_MATERIAL FOR THIS TASK_:
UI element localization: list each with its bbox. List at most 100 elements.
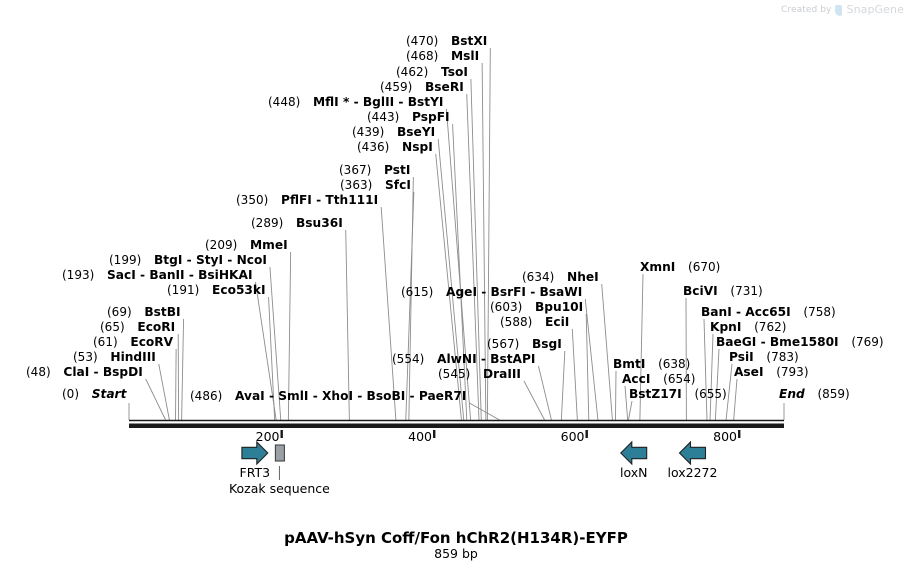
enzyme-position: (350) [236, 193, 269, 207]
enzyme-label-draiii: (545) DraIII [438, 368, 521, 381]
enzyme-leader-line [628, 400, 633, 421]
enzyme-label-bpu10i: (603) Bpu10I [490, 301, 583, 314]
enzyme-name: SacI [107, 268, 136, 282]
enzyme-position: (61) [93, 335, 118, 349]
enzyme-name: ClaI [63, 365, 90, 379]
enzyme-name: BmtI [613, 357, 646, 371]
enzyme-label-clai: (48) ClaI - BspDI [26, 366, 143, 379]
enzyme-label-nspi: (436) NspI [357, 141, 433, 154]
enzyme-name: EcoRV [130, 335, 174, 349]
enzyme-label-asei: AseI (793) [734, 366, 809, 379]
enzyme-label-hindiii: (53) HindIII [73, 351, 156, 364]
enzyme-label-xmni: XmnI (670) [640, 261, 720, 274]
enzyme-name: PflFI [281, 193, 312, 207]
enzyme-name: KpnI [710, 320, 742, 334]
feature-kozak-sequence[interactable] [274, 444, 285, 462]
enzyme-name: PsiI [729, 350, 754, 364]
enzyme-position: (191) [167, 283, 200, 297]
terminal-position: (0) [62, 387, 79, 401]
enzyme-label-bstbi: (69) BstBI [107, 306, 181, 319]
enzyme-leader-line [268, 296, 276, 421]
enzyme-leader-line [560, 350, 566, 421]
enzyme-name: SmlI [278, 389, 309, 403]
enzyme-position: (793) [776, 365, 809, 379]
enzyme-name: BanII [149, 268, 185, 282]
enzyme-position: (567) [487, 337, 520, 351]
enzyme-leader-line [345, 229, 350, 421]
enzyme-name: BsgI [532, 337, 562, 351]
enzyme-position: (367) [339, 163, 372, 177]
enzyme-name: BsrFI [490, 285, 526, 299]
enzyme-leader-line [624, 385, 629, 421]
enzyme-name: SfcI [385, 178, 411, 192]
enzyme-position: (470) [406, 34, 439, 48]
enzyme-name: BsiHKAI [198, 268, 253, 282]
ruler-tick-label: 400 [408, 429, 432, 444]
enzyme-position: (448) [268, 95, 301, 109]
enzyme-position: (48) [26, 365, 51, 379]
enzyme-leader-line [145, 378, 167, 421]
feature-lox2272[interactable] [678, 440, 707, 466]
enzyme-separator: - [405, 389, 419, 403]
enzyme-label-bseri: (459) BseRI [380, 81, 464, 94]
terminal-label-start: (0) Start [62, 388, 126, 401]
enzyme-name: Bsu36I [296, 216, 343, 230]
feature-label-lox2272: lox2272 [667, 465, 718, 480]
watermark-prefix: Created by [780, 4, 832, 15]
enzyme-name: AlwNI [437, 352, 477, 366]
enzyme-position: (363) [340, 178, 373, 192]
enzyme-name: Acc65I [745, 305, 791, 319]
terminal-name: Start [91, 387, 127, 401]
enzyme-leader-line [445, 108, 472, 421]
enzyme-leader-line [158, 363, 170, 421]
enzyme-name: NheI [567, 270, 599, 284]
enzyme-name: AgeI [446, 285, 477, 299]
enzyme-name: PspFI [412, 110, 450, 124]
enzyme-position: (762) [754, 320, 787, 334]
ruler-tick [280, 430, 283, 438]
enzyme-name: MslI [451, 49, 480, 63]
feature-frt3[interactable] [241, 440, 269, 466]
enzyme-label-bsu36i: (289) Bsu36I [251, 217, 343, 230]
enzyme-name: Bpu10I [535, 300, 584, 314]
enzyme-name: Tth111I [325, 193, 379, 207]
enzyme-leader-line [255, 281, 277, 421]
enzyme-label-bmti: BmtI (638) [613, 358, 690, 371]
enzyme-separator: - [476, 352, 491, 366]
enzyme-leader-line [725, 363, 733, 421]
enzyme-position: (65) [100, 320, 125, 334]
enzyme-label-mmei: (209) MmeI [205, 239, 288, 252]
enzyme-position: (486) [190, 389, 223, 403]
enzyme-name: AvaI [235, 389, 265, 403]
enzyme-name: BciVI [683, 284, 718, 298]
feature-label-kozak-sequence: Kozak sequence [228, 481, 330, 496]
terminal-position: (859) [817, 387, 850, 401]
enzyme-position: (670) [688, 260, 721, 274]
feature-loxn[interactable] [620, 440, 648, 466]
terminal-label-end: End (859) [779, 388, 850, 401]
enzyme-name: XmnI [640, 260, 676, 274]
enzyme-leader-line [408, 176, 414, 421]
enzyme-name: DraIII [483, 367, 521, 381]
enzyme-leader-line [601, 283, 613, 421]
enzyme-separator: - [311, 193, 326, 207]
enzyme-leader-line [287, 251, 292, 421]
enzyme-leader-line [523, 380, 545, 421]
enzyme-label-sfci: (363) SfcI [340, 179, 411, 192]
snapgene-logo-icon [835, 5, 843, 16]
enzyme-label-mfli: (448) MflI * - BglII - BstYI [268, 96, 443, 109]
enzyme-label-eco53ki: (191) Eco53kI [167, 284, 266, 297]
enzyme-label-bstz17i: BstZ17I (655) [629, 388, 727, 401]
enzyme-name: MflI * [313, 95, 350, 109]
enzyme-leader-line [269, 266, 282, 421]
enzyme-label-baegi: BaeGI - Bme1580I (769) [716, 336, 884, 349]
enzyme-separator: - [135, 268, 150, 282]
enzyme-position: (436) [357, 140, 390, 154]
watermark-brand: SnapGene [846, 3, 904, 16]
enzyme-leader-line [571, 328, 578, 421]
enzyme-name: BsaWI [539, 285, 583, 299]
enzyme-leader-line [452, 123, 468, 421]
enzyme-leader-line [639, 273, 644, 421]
---
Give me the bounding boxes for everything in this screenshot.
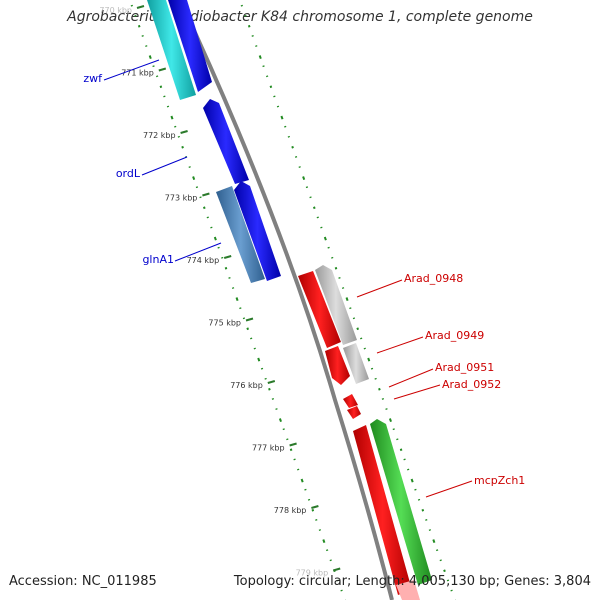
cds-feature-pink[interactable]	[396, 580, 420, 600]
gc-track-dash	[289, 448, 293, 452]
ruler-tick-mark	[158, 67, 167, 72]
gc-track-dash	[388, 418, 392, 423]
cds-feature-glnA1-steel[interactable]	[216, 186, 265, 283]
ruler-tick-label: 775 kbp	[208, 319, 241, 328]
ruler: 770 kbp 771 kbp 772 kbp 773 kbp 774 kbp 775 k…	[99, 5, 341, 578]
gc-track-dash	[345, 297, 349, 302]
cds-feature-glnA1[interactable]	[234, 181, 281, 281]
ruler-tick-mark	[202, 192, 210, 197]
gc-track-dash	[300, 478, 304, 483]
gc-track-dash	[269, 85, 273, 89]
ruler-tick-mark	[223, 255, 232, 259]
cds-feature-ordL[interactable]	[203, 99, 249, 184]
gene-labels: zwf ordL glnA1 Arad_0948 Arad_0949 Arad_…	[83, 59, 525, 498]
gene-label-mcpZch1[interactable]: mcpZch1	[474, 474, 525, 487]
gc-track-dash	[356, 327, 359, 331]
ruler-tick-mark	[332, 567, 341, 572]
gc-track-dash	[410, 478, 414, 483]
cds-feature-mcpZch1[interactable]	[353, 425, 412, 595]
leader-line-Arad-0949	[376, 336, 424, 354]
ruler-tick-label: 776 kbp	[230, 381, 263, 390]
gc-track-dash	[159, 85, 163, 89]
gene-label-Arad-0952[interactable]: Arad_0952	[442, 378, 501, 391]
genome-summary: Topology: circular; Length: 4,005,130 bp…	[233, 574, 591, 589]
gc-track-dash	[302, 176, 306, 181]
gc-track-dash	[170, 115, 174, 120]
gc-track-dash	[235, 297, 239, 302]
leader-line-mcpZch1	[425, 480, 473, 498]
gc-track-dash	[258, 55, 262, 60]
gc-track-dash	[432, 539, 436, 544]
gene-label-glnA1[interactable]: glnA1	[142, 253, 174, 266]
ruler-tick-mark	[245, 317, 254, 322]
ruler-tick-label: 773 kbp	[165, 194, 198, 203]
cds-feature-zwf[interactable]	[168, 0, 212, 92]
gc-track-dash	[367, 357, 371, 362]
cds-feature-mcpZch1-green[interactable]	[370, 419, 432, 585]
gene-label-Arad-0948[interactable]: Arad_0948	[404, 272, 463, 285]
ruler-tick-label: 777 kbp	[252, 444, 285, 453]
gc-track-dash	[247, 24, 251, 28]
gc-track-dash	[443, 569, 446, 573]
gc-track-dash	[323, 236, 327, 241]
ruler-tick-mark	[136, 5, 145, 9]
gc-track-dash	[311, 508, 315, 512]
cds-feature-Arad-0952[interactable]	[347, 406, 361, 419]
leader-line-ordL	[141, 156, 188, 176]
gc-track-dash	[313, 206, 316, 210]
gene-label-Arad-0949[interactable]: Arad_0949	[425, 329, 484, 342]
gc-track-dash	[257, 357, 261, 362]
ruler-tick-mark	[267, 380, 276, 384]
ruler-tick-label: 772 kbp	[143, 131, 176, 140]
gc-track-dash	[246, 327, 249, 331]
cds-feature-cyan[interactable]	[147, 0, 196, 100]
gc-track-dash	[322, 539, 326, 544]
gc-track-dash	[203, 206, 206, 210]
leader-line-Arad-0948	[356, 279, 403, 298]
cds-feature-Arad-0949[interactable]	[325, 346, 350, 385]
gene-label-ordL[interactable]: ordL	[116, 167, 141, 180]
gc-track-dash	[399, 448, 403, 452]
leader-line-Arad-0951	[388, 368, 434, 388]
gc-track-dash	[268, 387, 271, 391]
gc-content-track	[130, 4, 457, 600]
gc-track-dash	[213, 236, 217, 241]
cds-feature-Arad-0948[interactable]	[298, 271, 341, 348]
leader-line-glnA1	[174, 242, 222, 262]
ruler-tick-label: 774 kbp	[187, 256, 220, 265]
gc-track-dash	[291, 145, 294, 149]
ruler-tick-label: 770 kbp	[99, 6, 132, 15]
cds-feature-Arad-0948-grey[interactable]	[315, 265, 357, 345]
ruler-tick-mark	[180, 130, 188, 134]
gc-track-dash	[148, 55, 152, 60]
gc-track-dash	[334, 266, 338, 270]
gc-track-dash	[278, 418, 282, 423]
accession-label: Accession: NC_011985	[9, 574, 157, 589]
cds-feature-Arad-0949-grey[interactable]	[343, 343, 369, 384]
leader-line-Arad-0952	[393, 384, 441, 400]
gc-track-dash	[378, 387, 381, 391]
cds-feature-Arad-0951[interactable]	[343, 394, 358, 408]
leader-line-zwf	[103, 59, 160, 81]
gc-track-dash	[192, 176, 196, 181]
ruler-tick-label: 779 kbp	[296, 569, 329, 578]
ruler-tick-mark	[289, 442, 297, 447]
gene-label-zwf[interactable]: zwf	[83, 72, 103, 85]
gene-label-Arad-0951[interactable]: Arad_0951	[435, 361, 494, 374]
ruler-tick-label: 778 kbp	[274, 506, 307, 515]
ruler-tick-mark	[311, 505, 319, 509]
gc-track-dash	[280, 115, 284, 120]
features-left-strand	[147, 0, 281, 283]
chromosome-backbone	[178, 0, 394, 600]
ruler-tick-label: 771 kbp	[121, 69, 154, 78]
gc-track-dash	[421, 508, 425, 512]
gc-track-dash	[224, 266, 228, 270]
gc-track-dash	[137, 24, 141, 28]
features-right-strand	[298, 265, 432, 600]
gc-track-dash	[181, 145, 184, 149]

_YOUR GOAL_: Tally up the lines holding the string "DraIII" in the data above, and respond with nothing but the number.

_SOLUTION BELOW_: 2